» WRITTEN PROBLEM:
Return all lines with the word "haqida" in them.

[Data records]

============

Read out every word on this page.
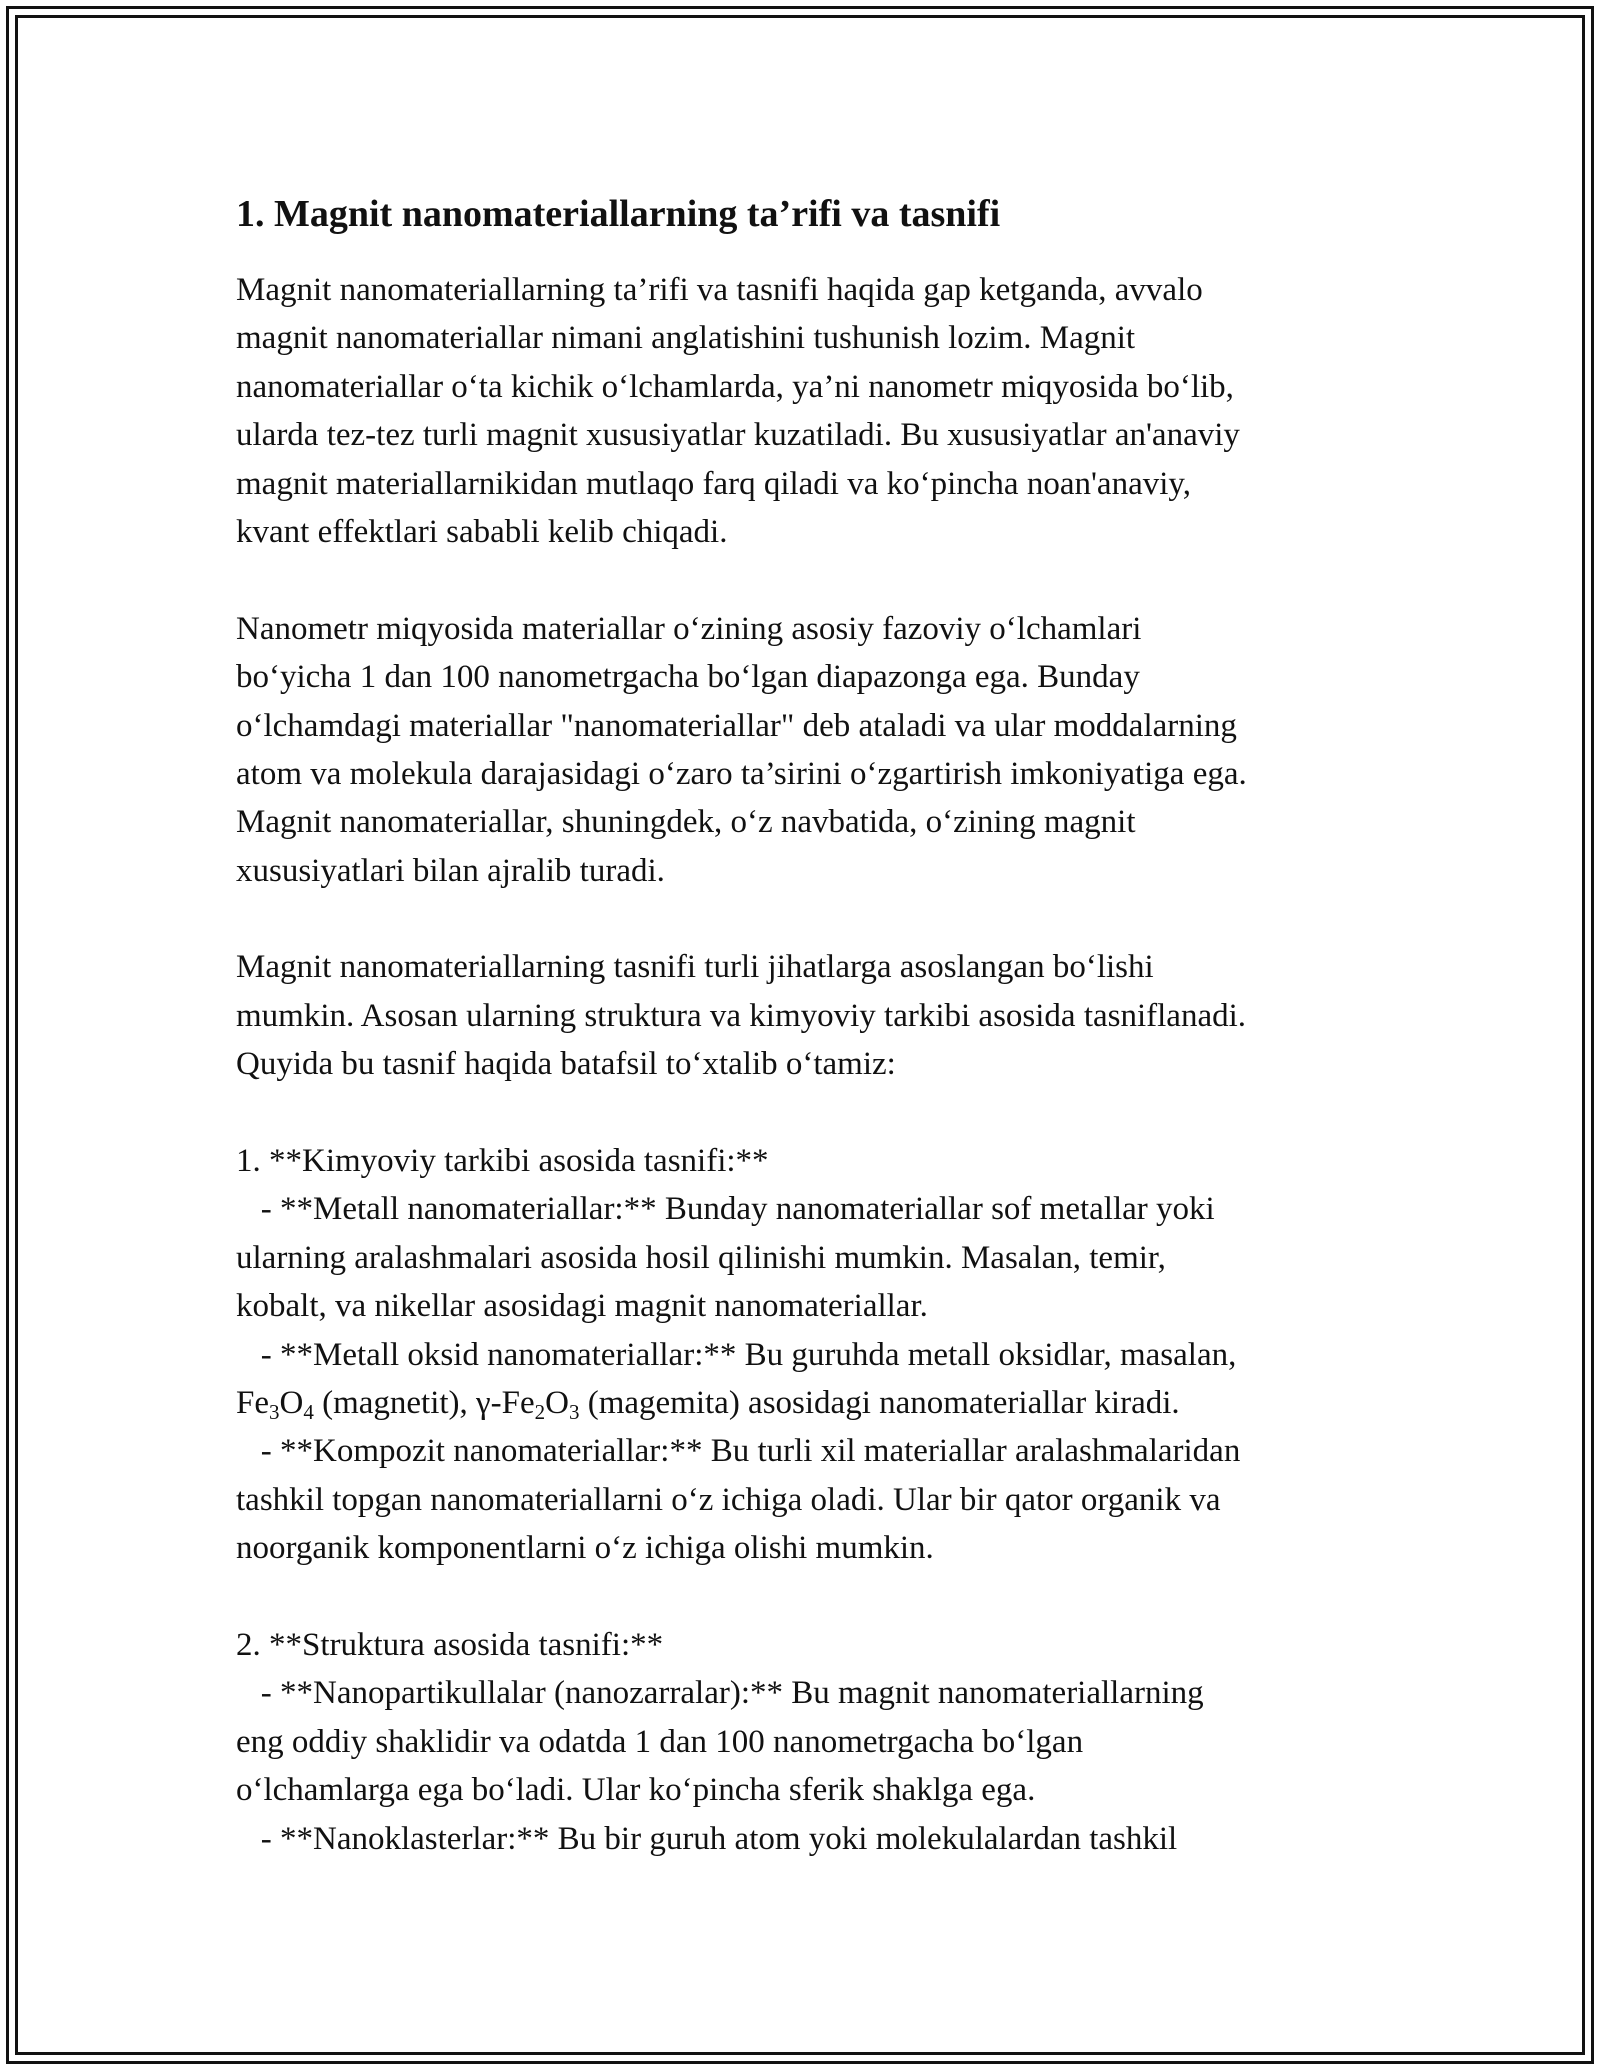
1. Magnit nanomateriallarning ta’rifi va tasnifi
Magnit nanomateriallarning ta’rifi va tasnifi haqida gap ketganda, avvalo
magnit nanomateriallar nimani anglatishini tushunish lozim. Magnit
nanomateriallar o‘ta kichik o‘lchamlarda, ya’ni nanometr miqyosida bo‘lib,
ularda tez-tez turli magnit xususiyatlar kuzatiladi. Bu xususiyatlar an'anaviy
magnit materiallarnikidan mutlaqo farq qiladi va ko‘pincha noan'anaviy,
kvant effektlari sababli kelib chiqadi.
Nanometr miqyosida materiallar o‘zining asosiy fazoviy o‘lchamlari
bo‘yicha 1 dan 100 nanometrgacha bo‘lgan diapazonga ega. Bunday
o‘lchamdagi materiallar "nanomateriallar" deb ataladi va ular moddalarning
atom va molekula darajasidagi o‘zaro ta’sirini o‘zgartirish imkoniyatiga ega.
Magnit nanomateriallar, shuningdek, o‘z navbatida, o‘zining magnit
xususiyatlari bilan ajralib turadi.
Magnit nanomateriallarning tasnifi turli jihatlarga asoslangan bo‘lishi
mumkin. Asosan ularning struktura va kimyoviy tarkibi asosida tasniflanadi.
Quyida bu tasnif haqida batafsil to‘xtalib o‘tamiz:
1. **Kimyoviy tarkibi asosida tasnifi:**
- **Metall nanomateriallar:** Bunday nanomateriallar sof metallar yoki
ularning aralashmalari asosida hosil qilinishi mumkin. Masalan, temir,
kobalt, va nikellar asosidagi magnit nanomateriallar.
- **Metall oksid nanomateriallar:** Bu guruhda metall oksidlar, masalan,
$Fe_3O_4$ (magnetit), $\gamma-Fe_2O_3$ (magemita) asosidagi nanomateriallar kiradi.
- **Kompozit nanomateriallar:** Bu turli xil materiallar aralashmalaridan
tashkil topgan nanomateriallarni o‘z ichiga oladi. Ular bir qator organik va
noorganik komponentlarni o‘z ichiga olishi mumkin.
2. **Struktura asosida tasnifi:**
- **Nanopartikullalar (nanozarralar):** Bu magnit nanomateriallarning
eng oddiy shaklidir va odatda 1 dan 100 nanometrgacha bo‘lgan
o‘lchamlarga ega bo‘ladi. Ular ko‘pincha sferik shaklga ega.
- **Nanoklasterlar:** Bu bir guruh atom yoki molekulalardan tashkil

============

» RIGHT ANSWER:
Magnit nanomateriallarning ta’rifi va tasnifi haqida gap ketganda, avvalo
Quyida bu tasnif haqida batafsil to‘xtalib o‘tamiz:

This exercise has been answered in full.